(Items listed in a dataset)
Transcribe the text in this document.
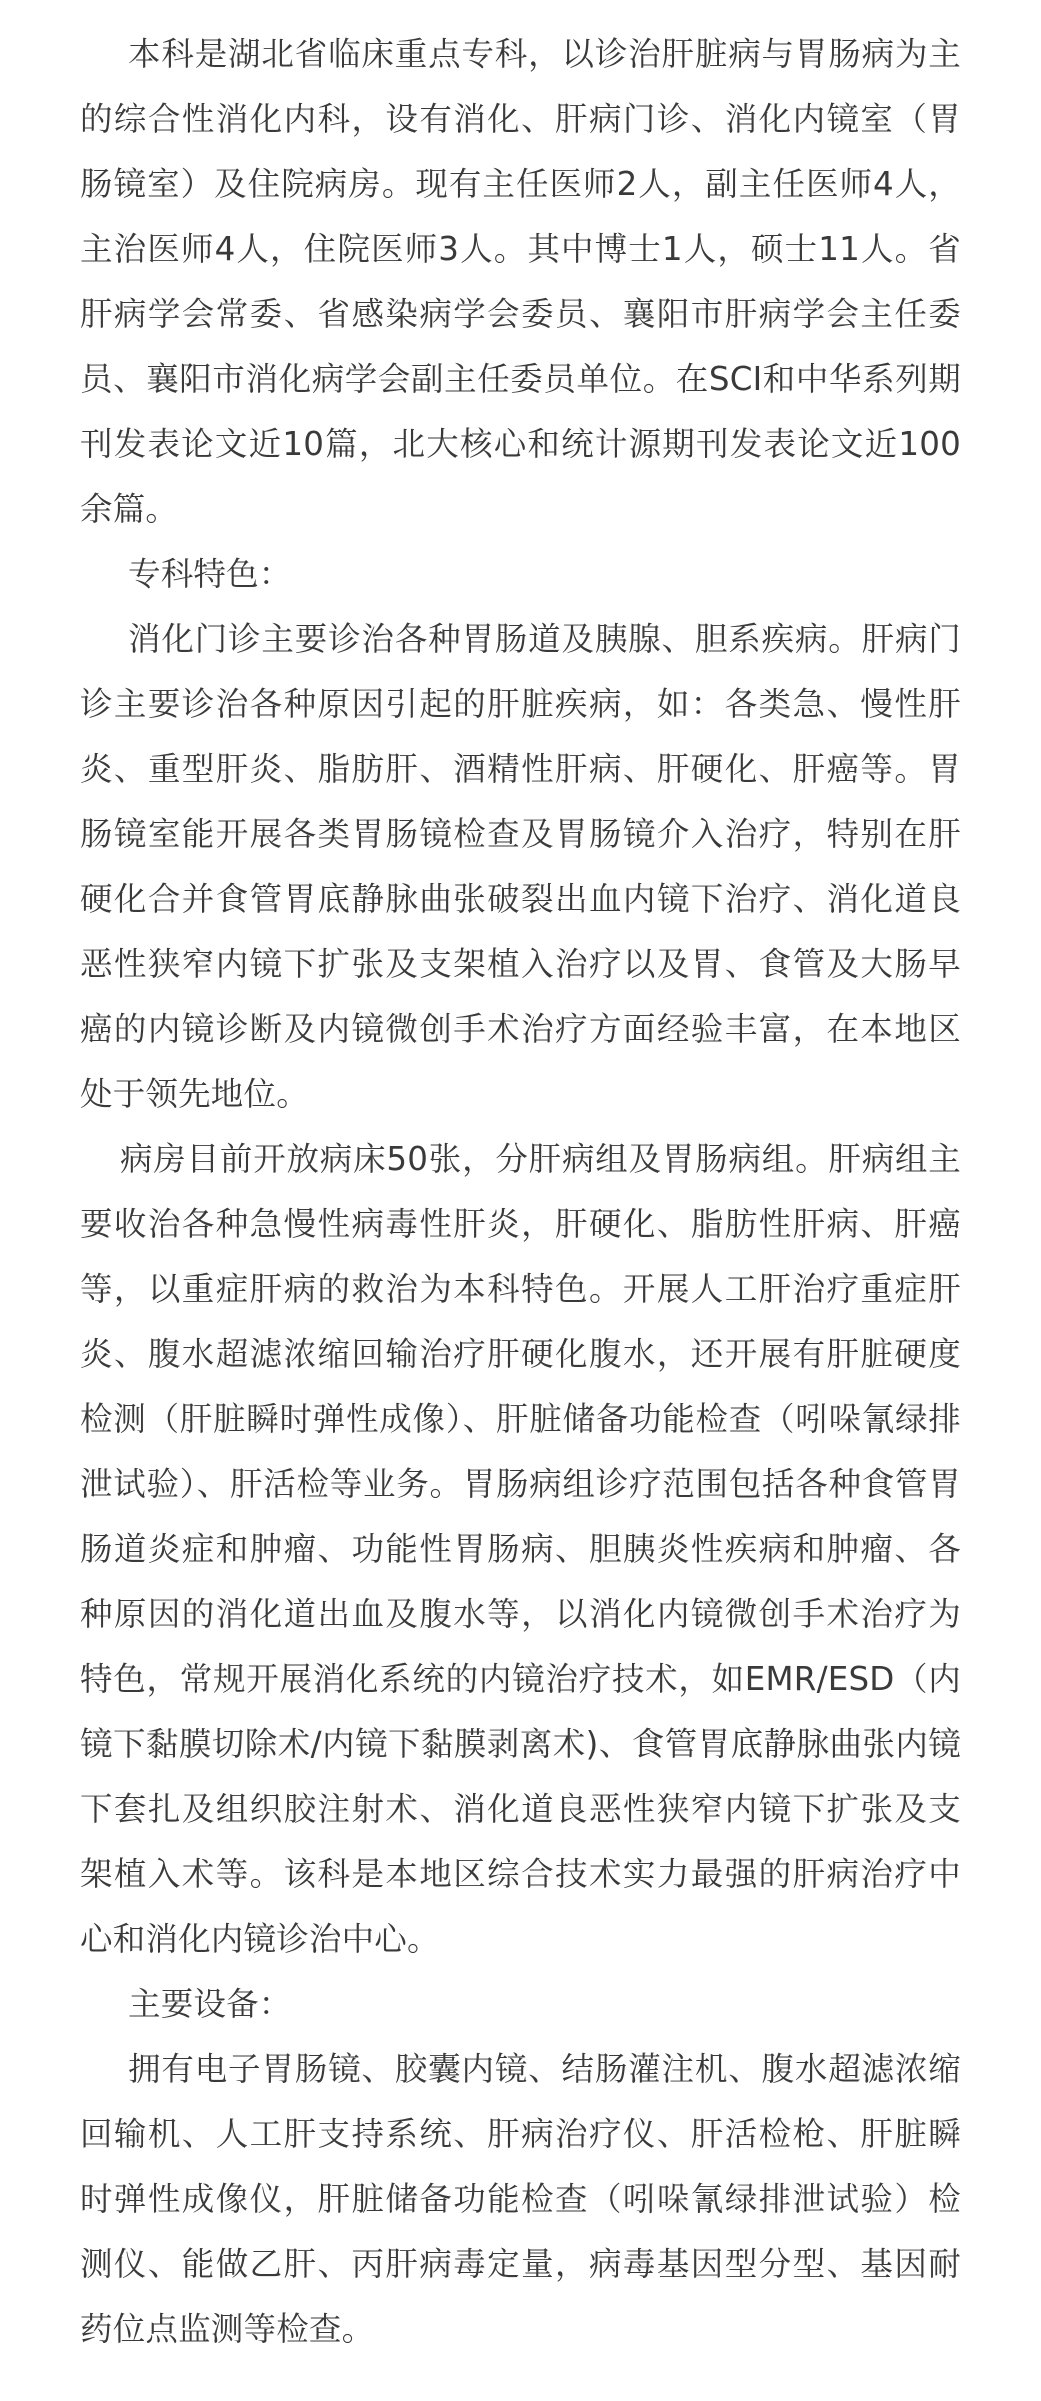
本科是湖北省临床重点专科，以诊治肝脏病与胃肠病为主的综合性消化内科，设有消化、肝病门诊、消化内镜室（胃肠镜室）及住院病房。现有主任医师2人，副主任医师4人，主治医师4人，住院医师3人。其中博士1人，硕士11人。省肝病学会常委、省感染病学会委员、襄阳市肝病学会主任委员、襄阳市消化病学会副主任委员单位。在SCI和中华系列期刊发表论文近10篇，北大核心和统计源期刊发表论文近100余篇。

专科特色：

消化门诊主要诊治各种胃肠道及胰腺、胆系疾病。肝病门诊主要诊治各种原因引起的肝脏疾病，如：各类急、慢性肝炎、重型肝炎、脂肪肝、酒精性肝病、肝硬化、肝癌等。胃肠镜室能开展各类胃肠镜检查及胃肠镜介入治疗，特别在肝硬化合并食管胃底静脉曲张破裂出血内镜下治疗、消化道良恶性狭窄内镜下扩张及支架植入治疗以及胃、食管及大肠早癌的内镜诊断及内镜微创手术治疗方面经验丰富，在本地区处于领先地位。

病房目前开放病床50张，分肝病组及胃肠病组。肝病组主要收治各种急慢性病毒性肝炎，肝硬化、脂肪性肝病、肝癌等，以重症肝病的救治为本科特色。开展人工肝治疗重症肝炎、腹水超滤浓缩回输治疗肝硬化腹水，还开展有肝脏硬度检测（肝脏瞬时弹性成像）、肝脏储备功能检查（吲哚氰绿排泄试验）、肝活检等业务。胃肠病组诊疗范围包括各种食管胃肠道炎症和肿瘤、功能性胃肠病、胆胰炎性疾病和肿瘤、各种原因的消化道出血及腹水等，以消化内镜微创手术治疗为特色，常规开展消化系统的内镜治疗技术，如EMR/ESD（内镜下黏膜切除术/内镜下黏膜剥离术)、食管胃底静脉曲张内镜下套扎及组织胶注射术、消化道良恶性狭窄内镜下扩张及支架植入术等。该科是本地区综合技术实力最强的肝病治疗中心和消化内镜诊治中心。

主要设备：

拥有电子胃肠镜、胶囊内镜、结肠灌注机、腹水超滤浓缩回输机、人工肝支持系统、肝病治疗仪、肝活检枪、肝脏瞬时弹性成像仪，肝脏储备功能检查（吲哚氰绿排泄试验）检测仪、能做乙肝、丙肝病毒定量，病毒基因型分型、基因耐药位点监测等检查。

▸ Problem
All of the entries above should be copied exactly, except for the pictures.

▸ Reply to the task
Transcribe the text in this document.
本科是湖北省临床重点专科，以诊治肝脏病与胃肠病为主的综合性消化内科，设有消化、肝病门诊、消化内镜室（胃肠镜室）及住院病房。现有主任医师2人，副主任医师4人，主治医师4人，住院医师3人。其中博士1人，硕士11人。省肝病学会常委、省感染病学会委员、襄阳市肝病学会主任委员、襄阳市消化病学会副主任委员单位。在SCI和中华系列期刊发表论文近10篇，北大核心和统计源期刊发表论文近100余篇。

专科特色：

消化门诊主要诊治各种胃肠道及胰腺、胆系疾病。肝病门诊主要诊治各种原因引起的肝脏疾病，如：各类急、慢性肝炎、重型肝炎、脂肪肝、酒精性肝病、肝硬化、肝癌等。胃肠镜室能开展各类胃肠镜检查及胃肠镜介入治疗，特别在肝硬化合并食管胃底静脉曲张破裂出血内镜下治疗、消化道良恶性狭窄内镜下扩张及支架植入治疗以及胃、食管及大肠早癌的内镜诊断及内镜微创手术治疗方面经验丰富，在本地区处于领先地位。

病房目前开放病床50张，分肝病组及胃肠病组。肝病组主要收治各种急慢性病毒性肝炎，肝硬化、脂肪性肝病、肝癌等，以重症肝病的救治为本科特色。开展人工肝治疗重症肝炎、腹水超滤浓缩回输治疗肝硬化腹水，还开展有肝脏硬度检测（肝脏瞬时弹性成像）、肝脏储备功能检查（吲哚氰绿排泄试验）、肝活检等业务。胃肠病组诊疗范围包括各种食管胃肠道炎症和肿瘤、功能性胃肠病、胆胰炎性疾病和肿瘤、各种原因的消化道出血及腹水等，以消化内镜微创手术治疗为特色，常规开展消化系统的内镜治疗技术，如EMR/ESD（内镜下黏膜切除术/内镜下黏膜剥离术)、食管胃底静脉曲张内镜下套扎及组织胶注射术、消化道良恶性狭窄内镜下扩张及支架植入术等。该科是本地区综合技术实力最强的肝病治疗中心和消化内镜诊治中心。

主要设备：

拥有电子胃肠镜、胶囊内镜、结肠灌注机、腹水超滤浓缩回输机、人工肝支持系统、肝病治疗仪、肝活检枪、肝脏瞬时弹性成像仪，肝脏储备功能检查（吲哚氰绿排泄试验）检测仪、能做乙肝、丙肝病毒定量，病毒基因型分型、基因耐药位点监测等检查。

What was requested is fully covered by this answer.